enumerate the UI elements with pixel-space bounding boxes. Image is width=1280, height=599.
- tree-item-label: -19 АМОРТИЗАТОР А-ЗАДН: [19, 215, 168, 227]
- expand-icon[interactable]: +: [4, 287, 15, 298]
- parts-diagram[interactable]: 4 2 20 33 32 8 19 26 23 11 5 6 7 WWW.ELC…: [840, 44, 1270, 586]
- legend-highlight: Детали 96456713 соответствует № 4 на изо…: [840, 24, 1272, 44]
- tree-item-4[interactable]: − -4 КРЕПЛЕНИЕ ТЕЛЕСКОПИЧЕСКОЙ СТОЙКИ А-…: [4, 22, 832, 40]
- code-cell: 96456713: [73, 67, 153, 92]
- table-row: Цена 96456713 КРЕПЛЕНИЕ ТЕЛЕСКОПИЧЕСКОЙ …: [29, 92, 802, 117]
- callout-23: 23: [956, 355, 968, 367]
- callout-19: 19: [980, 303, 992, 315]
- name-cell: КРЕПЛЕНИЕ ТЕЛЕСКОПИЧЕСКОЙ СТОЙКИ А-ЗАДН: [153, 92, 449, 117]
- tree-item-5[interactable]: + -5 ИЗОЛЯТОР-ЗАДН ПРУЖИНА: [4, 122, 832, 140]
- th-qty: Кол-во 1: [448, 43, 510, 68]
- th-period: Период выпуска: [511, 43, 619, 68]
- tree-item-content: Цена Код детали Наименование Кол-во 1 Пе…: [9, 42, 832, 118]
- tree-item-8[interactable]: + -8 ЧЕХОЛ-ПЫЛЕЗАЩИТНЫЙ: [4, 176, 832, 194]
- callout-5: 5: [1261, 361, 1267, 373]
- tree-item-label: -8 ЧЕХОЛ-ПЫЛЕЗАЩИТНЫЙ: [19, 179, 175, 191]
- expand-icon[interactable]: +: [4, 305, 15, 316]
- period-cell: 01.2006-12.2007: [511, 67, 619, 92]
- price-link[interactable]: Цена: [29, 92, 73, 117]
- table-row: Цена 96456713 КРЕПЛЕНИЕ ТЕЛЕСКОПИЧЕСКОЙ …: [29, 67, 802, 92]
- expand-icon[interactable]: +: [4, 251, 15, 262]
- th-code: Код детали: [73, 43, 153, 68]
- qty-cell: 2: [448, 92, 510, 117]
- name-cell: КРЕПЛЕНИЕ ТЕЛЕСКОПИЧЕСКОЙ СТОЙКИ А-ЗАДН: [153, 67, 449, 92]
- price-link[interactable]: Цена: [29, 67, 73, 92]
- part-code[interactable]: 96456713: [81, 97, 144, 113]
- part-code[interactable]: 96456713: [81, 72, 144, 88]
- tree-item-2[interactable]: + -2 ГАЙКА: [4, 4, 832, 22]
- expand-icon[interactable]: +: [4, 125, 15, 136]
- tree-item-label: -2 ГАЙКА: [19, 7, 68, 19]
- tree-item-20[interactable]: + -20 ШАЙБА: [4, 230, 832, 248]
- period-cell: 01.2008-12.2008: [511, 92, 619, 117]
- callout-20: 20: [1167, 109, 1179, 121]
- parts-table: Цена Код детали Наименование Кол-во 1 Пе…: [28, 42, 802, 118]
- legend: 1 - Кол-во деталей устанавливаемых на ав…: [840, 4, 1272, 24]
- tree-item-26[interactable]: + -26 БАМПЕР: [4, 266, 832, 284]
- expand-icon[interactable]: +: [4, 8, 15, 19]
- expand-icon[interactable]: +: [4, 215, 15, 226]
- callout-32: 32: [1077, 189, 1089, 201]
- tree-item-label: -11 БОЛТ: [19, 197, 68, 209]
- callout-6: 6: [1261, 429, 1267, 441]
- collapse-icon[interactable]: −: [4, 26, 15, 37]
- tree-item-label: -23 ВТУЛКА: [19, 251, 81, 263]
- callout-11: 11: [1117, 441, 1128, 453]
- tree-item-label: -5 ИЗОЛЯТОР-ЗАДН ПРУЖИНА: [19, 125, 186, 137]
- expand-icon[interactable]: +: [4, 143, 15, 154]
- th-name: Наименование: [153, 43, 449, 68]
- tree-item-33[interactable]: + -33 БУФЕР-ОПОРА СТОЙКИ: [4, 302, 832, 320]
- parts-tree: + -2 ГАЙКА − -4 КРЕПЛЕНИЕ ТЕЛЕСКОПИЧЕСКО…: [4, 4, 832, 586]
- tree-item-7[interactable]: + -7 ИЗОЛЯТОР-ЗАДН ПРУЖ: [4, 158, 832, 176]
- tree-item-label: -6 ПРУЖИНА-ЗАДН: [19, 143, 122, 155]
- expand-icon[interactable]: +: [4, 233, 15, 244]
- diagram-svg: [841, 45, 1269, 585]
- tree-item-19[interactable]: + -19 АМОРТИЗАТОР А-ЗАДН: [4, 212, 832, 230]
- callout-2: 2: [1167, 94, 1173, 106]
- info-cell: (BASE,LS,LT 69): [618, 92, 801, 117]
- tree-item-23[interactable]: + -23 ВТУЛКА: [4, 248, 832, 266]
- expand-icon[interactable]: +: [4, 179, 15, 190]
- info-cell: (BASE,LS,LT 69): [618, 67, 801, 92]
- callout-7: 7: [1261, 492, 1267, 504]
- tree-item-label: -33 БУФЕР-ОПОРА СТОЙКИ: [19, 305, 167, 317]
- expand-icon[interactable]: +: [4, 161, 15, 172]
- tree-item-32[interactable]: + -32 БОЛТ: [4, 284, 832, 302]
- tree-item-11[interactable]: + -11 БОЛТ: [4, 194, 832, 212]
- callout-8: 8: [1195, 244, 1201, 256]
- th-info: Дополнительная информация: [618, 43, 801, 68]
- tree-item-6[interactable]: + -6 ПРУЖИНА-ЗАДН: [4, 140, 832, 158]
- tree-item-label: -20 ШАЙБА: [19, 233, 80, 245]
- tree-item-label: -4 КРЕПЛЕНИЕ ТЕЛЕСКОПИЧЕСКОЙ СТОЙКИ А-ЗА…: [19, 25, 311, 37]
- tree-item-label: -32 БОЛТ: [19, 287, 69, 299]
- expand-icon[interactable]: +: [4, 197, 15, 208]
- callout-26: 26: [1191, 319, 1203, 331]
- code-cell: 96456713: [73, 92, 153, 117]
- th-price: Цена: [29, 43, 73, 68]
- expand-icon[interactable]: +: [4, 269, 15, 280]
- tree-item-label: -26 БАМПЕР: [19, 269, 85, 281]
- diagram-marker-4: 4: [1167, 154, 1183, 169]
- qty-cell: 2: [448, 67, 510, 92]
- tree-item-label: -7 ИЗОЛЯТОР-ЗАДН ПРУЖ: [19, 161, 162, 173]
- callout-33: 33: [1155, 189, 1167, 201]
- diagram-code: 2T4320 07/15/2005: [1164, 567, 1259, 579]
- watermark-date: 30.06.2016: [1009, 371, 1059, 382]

# # #

- **Short exercise**
Can you reproduce the listing above verbatim, from its first line through its last?

- **Written reply**
enumerate the UI elements with pixel-space bounding boxes. Image is width=1280, height=599.
- tree-item-label: -19 АМОРТИЗАТОР А-ЗАДН: [19, 215, 168, 227]
- expand-icon[interactable]: +: [4, 287, 15, 298]
- parts-diagram[interactable]: 4 2 20 33 32 8 19 26 23 11 5 6 7 WWW.ELC…: [840, 44, 1270, 586]
- legend-highlight: Детали 96456713 соответствует № 4 на изо…: [840, 24, 1272, 44]
- tree-item-4[interactable]: − -4 КРЕПЛЕНИЕ ТЕЛЕСКОПИЧЕСКОЙ СТОЙКИ А-…: [4, 22, 832, 40]
- code-cell: 96456713: [73, 67, 153, 92]
- table-row: Цена 96456713 КРЕПЛЕНИЕ ТЕЛЕСКОПИЧЕСКОЙ …: [29, 92, 802, 117]
- callout-23: 23: [956, 355, 968, 367]
- callout-19: 19: [980, 303, 992, 315]
- name-cell: КРЕПЛЕНИЕ ТЕЛЕСКОПИЧЕСКОЙ СТОЙКИ А-ЗАДН: [153, 92, 449, 117]
- tree-item-5[interactable]: + -5 ИЗОЛЯТОР-ЗАДН ПРУЖИНА: [4, 122, 832, 140]
- th-qty: Кол-во 1: [448, 43, 510, 68]
- th-period: Период выпуска: [511, 43, 619, 68]
- tree-item-content: Цена Код детали Наименование Кол-во 1 Пе…: [9, 42, 832, 118]
- tree-item-8[interactable]: + -8 ЧЕХОЛ-ПЫЛЕЗАЩИТНЫЙ: [4, 176, 832, 194]
- callout-5: 5: [1261, 361, 1267, 373]
- tree-item-label: -8 ЧЕХОЛ-ПЫЛЕЗАЩИТНЫЙ: [19, 179, 175, 191]
- expand-icon[interactable]: +: [4, 305, 15, 316]
- period-cell: 01.2006-12.2007: [511, 67, 619, 92]
- price-link[interactable]: Цена: [29, 92, 73, 117]
- table-row: Цена 96456713 КРЕПЛЕНИЕ ТЕЛЕСКОПИЧЕСКОЙ …: [29, 67, 802, 92]
- expand-icon[interactable]: +: [4, 251, 15, 262]
- th-code: Код детали: [73, 43, 153, 68]
- qty-cell: 2: [448, 92, 510, 117]
- name-cell: КРЕПЛЕНИЕ ТЕЛЕСКОПИЧЕСКОЙ СТОЙКИ А-ЗАДН: [153, 67, 449, 92]
- price-link[interactable]: Цена: [29, 67, 73, 92]
- part-code[interactable]: 96456713: [81, 97, 144, 113]
- part-code[interactable]: 96456713: [81, 72, 144, 88]
- tree-item-2[interactable]: + -2 ГАЙКА: [4, 4, 832, 22]
- expand-icon[interactable]: +: [4, 125, 15, 136]
- tree-item-label: -2 ГАЙКА: [19, 7, 68, 19]
- tree-item-20[interactable]: + -20 ШАЙБА: [4, 230, 832, 248]
- period-cell: 01.2008-12.2008: [511, 92, 619, 117]
- callout-20: 20: [1167, 109, 1179, 121]
- parts-table: Цена Код детали Наименование Кол-во 1 Пе…: [28, 42, 802, 118]
- legend: 1 - Кол-во деталей устанавливаемых на ав…: [840, 4, 1272, 24]
- tree-item-26[interactable]: + -26 БАМПЕР: [4, 266, 832, 284]
- expand-icon[interactable]: +: [4, 8, 15, 19]
- expand-icon[interactable]: +: [4, 215, 15, 226]
- callout-32: 32: [1077, 189, 1089, 201]
- tree-item-label: -11 БОЛТ: [19, 197, 68, 209]
- callout-6: 6: [1261, 429, 1267, 441]
- collapse-icon[interactable]: −: [4, 26, 15, 37]
- tree-item-label: -23 ВТУЛКА: [19, 251, 81, 263]
- callout-11: 11: [1117, 441, 1128, 453]
- tree-item-label: -5 ИЗОЛЯТОР-ЗАДН ПРУЖИНА: [19, 125, 186, 137]
- expand-icon[interactable]: +: [4, 143, 15, 154]
- th-name: Наименование: [153, 43, 449, 68]
- tree-item-33[interactable]: + -33 БУФЕР-ОПОРА СТОЙКИ: [4, 302, 832, 320]
- parts-tree: + -2 ГАЙКА − -4 КРЕПЛЕНИЕ ТЕЛЕСКОПИЧЕСКО…: [4, 4, 832, 586]
- tree-item-7[interactable]: + -7 ИЗОЛЯТОР-ЗАДН ПРУЖ: [4, 158, 832, 176]
- tree-item-label: -6 ПРУЖИНА-ЗАДН: [19, 143, 122, 155]
- expand-icon[interactable]: +: [4, 233, 15, 244]
- diagram-svg: [841, 45, 1269, 585]
- tree-item-19[interactable]: + -19 АМОРТИЗАТОР А-ЗАДН: [4, 212, 832, 230]
- callout-2: 2: [1167, 94, 1173, 106]
- info-cell: (BASE,LS,LT 69): [618, 92, 801, 117]
- tree-item-23[interactable]: + -23 ВТУЛКА: [4, 248, 832, 266]
- expand-icon[interactable]: +: [4, 179, 15, 190]
- info-cell: (BASE,LS,LT 69): [618, 67, 801, 92]
- callout-7: 7: [1261, 492, 1267, 504]
- tree-item-label: -33 БУФЕР-ОПОРА СТОЙКИ: [19, 305, 167, 317]
- expand-icon[interactable]: +: [4, 161, 15, 172]
- tree-item-32[interactable]: + -32 БОЛТ: [4, 284, 832, 302]
- tree-item-11[interactable]: + -11 БОЛТ: [4, 194, 832, 212]
- callout-8: 8: [1195, 244, 1201, 256]
- th-info: Дополнительная информация: [618, 43, 801, 68]
- tree-item-6[interactable]: + -6 ПРУЖИНА-ЗАДН: [4, 140, 832, 158]
- tree-item-label: -20 ШАЙБА: [19, 233, 80, 245]
- tree-item-label: -4 КРЕПЛЕНИЕ ТЕЛЕСКОПИЧЕСКОЙ СТОЙКИ А-ЗА…: [19, 25, 311, 37]
- tree-item-label: -32 БОЛТ: [19, 287, 69, 299]
- expand-icon[interactable]: +: [4, 197, 15, 208]
- callout-26: 26: [1191, 319, 1203, 331]
- code-cell: 96456713: [73, 92, 153, 117]
- th-price: Цена: [29, 43, 73, 68]
- expand-icon[interactable]: +: [4, 269, 15, 280]
- tree-item-label: -26 БАМПЕР: [19, 269, 85, 281]
- diagram-marker-4: 4: [1167, 154, 1183, 169]
- qty-cell: 2: [448, 67, 510, 92]
- tree-item-label: -7 ИЗОЛЯТОР-ЗАДН ПРУЖ: [19, 161, 162, 173]
- callout-33: 33: [1155, 189, 1167, 201]
- diagram-code: 2T4320 07/15/2005: [1164, 567, 1259, 579]
- watermark-date: 30.06.2016: [1009, 371, 1059, 382]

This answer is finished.